→ **Extracted entries**
-.-.-

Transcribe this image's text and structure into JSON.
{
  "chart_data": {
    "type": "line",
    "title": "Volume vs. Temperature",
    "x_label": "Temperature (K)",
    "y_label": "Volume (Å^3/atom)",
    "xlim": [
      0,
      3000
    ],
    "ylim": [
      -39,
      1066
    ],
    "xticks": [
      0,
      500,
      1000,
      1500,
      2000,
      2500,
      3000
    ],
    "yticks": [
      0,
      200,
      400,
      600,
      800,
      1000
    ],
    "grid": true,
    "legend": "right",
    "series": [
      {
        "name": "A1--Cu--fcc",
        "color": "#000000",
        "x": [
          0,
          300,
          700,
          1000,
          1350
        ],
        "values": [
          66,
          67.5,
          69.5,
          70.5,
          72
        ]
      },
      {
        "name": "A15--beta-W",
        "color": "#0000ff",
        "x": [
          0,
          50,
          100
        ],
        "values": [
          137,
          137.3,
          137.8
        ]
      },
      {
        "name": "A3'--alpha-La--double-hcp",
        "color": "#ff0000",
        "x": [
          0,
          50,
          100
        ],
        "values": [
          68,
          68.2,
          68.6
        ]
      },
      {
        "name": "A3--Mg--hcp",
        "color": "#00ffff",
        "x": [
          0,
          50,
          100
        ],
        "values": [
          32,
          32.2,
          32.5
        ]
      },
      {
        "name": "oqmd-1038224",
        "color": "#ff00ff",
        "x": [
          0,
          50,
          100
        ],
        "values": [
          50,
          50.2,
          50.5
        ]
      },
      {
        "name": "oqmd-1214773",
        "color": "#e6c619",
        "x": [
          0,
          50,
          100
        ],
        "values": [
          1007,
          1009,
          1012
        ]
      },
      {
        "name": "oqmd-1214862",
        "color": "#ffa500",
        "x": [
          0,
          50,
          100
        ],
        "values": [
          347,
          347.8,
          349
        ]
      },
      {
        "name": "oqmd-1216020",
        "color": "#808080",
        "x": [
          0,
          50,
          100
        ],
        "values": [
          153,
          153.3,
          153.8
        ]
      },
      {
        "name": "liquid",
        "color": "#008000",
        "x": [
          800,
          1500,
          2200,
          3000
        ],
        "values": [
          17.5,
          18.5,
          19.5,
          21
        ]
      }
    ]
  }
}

-.-.-

→ **Problem details**
How many lines in the listing above contain "Volume"? Answer with the number alone.

→ **Solution for this problem**
2